## Exercise goal
Images do not belong in the copy. Retype all the entries below exactly.

## Extracted data
§

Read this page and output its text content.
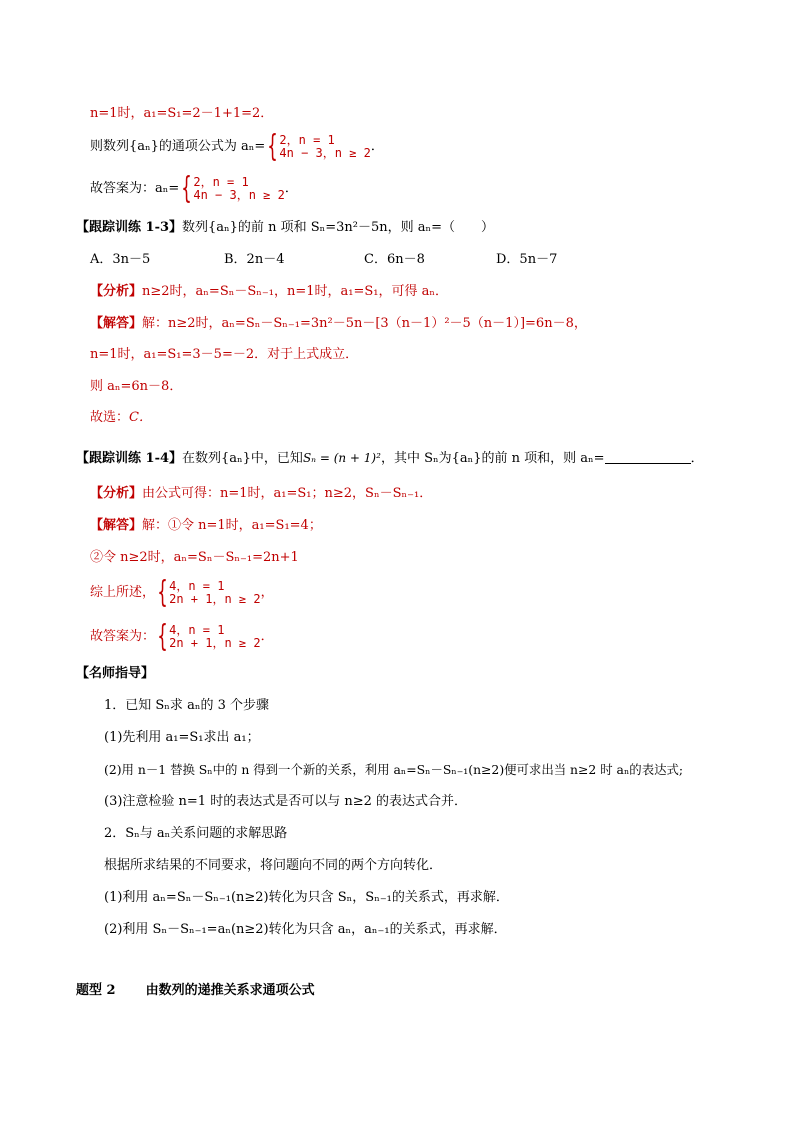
n=1时，a₁=S₁=2－1+1=2．
则数列{aₙ}的通项公式为 aₙ={ 2，n = 1
4n − 3，n ≥ 2 ．
故答案为：aₙ={ 2，n = 1
4n − 3，n ≥ 2 ．
【跟踪训练 1-3】数列{aₙ}的前 n 项和 Sₙ=3n²－5n，则 aₙ=（　　）
A．3n－5	B．2n－4	C．6n－8	D．5n－7
【分析】n≥2时，aₙ=Sₙ－Sₙ₋₁，n=1时，a₁=S₁，可得 aₙ．
【解答】解：n≥2时，aₙ=Sₙ－Sₙ₋₁=3n²－5n－[3（n－1）²－5（n－1）]=6n－8，
n=1时，a₁=S₁=3－5=－2．对于上式成立．
则 aₙ=6n－8．
故选：C．
【跟踪训练 1-4】在数列{aₙ}中，已知Sₙ = (n + 1)²，其中 Sₙ为{aₙ}的前 n 项和，则 aₙ=	．
【分析】由公式可得：n=1时，a₁=S₁；n≥2，Sₙ－Sₙ₋₁．
【解答】解：①令 n=1时，a₁=S₁=4；
②令 n≥2时，aₙ=Sₙ－Sₙ₋₁=2n+1
综上所述，{ 4，n = 1
2n + 1，n ≥ 2 ，
故答案为：{ 4，n = 1
2n + 1，n ≥ 2 ．
【名师指导】
1．已知 Sₙ求 aₙ的 3 个步骤
(1)先利用 a₁=S₁求出 a₁；
(2)用 n－1 替换 Sₙ中的 n 得到一个新的关系，利用 aₙ=Sₙ－Sₙ₋₁(n≥2)便可求出当 n≥2 时 aₙ的表达式;
(3)注意检验 n=1 时的表达式是否可以与 n≥2 的表达式合并．
2．Sₙ与 aₙ关系问题的求解思路
根据所求结果的不同要求，将问题向不同的两个方向转化．
(1)利用 aₙ=Sₙ－Sₙ₋₁(n≥2)转化为只含 Sₙ，Sₙ₋₁的关系式，再求解．
(2)利用 Sₙ－Sₙ₋₁=aₙ(n≥2)转化为只含 aₙ，aₙ₋₁的关系式，再求解．
题型 2 由数列的递推关系求通项公式
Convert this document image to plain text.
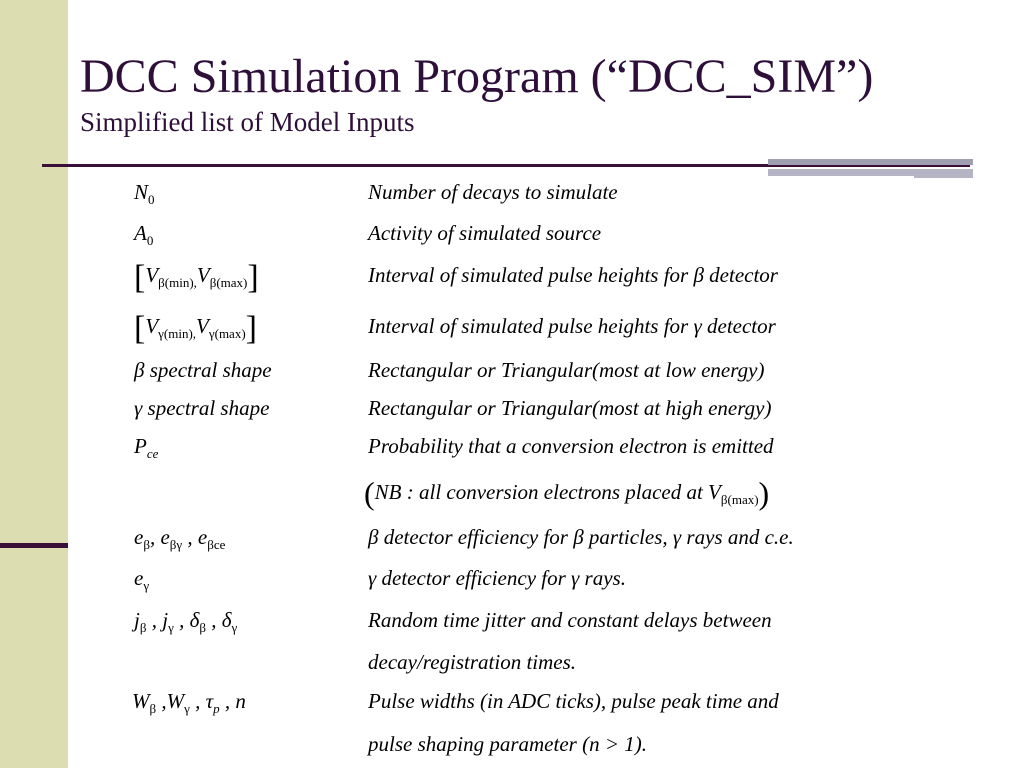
DCC Simulation Program (“DCC_SIM”)
Simplified list of Model Inputs
$N_0$	Number of decays to simulate
$A_0$	Activity of simulated source
$[V_{\beta(min),}V_{\beta(max)}]$	Interval of simulated pulse heights for β detector
$[V_{\gamma(min),}V_{\gamma(max)}]$	Interval of simulated pulse heights for γ detector
β spectral shape	Rectangular or Triangular(most at low energy)
γ spectral shape	Rectangular or Triangular(most at high energy)
$P_{ce}$	Probability that a conversion electron is emitted
(NB : all conversion electrons placed at $V_{\beta(max)}$)
$e_\beta$, $e_{\beta\gamma}$ , $e_{\beta ce}$	β detector efficiency for β particles, γ rays and c.e.
$e_\gamma$	γ detector efficiency for γ rays.
$j_\beta$ , $j_\gamma$ , $\delta_\beta$ , $\delta_\gamma$	Random time jitter and constant delays between
decay/registration times.
$W_\beta$ $,W_\gamma$ , $\tau_p$ , n	Pulse widths (in ADC ticks), pulse peak time and
pulse shaping parameter (n > 1).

§

## Written answer
Read this page and output its text content.
n=1时，a₁=S₁=2－1+1=2．
则数列{aₙ}的通项公式为 aₙ={ 2，n = 1
4n − 3，n ≥ 2 ．
故答案为：aₙ={ 2，n = 1
4n − 3，n ≥ 2 ．
【跟踪训练 1-3】数列{aₙ}的前 n 项和 Sₙ=3n²－5n，则 aₙ=（　　）
A．3n－5	B．2n－4	C．6n－8	D．5n－7
【分析】n≥2时，aₙ=Sₙ－Sₙ₋₁，n=1时，a₁=S₁，可得 aₙ．
【解答】解：n≥2时，aₙ=Sₙ－Sₙ₋₁=3n²－5n－[3（n－1）²－5（n－1）]=6n－8，
n=1时，a₁=S₁=3－5=－2．对于上式成立．
则 aₙ=6n－8．
故选：C．
【跟踪训练 1-4】在数列{aₙ}中，已知Sₙ = (n + 1)²，其中 Sₙ为{aₙ}的前 n 项和，则 aₙ=	．
【分析】由公式可得：n=1时，a₁=S₁；n≥2，Sₙ－Sₙ₋₁．
【解答】解：①令 n=1时，a₁=S₁=4；
②令 n≥2时，aₙ=Sₙ－Sₙ₋₁=2n+1
综上所述，{ 4，n = 1
2n + 1，n ≥ 2 ，
故答案为：{ 4，n = 1
2n + 1，n ≥ 2 ．
【名师指导】
1．已知 Sₙ求 aₙ的 3 个步骤
(1)先利用 a₁=S₁求出 a₁；
(2)用 n－1 替换 Sₙ中的 n 得到一个新的关系，利用 aₙ=Sₙ－Sₙ₋₁(n≥2)便可求出当 n≥2 时 aₙ的表达式;
(3)注意检验 n=1 时的表达式是否可以与 n≥2 的表达式合并．
2．Sₙ与 aₙ关系问题的求解思路
根据所求结果的不同要求，将问题向不同的两个方向转化．
(1)利用 aₙ=Sₙ－Sₙ₋₁(n≥2)转化为只含 Sₙ，Sₙ₋₁的关系式，再求解．
(2)利用 Sₙ－Sₙ₋₁=aₙ(n≥2)转化为只含 aₙ，aₙ₋₁的关系式，再求解．
题型 2 由数列的递推关系求通项公式
Convert this document image to plain text.
DCC Simulation Program (“DCC_SIM”)
Simplified list of Model Inputs
$N_0$	Number of decays to simulate
$A_0$	Activity of simulated source
$[V_{\beta(min),}V_{\beta(max)}]$	Interval of simulated pulse heights for β detector
$[V_{\gamma(min),}V_{\gamma(max)}]$	Interval of simulated pulse heights for γ detector
β spectral shape	Rectangular or Triangular(most at low energy)
γ spectral shape	Rectangular or Triangular(most at high energy)
$P_{ce}$	Probability that a conversion electron is emitted
(NB : all conversion electrons placed at $V_{\beta(max)}$)
$e_\beta$, $e_{\beta\gamma}$ , $e_{\beta ce}$	β detector efficiency for β particles, γ rays and c.e.
$e_\gamma$	γ detector efficiency for γ rays.
$j_\beta$ , $j_\gamma$ , $\delta_\beta$ , $\delta_\gamma$	Random time jitter and constant delays between
decay/registration times.
$W_\beta$ $,W_\gamma$ , $\tau_p$ , n	Pulse widths (in ADC ticks), pulse peak time and
pulse shaping parameter (n > 1).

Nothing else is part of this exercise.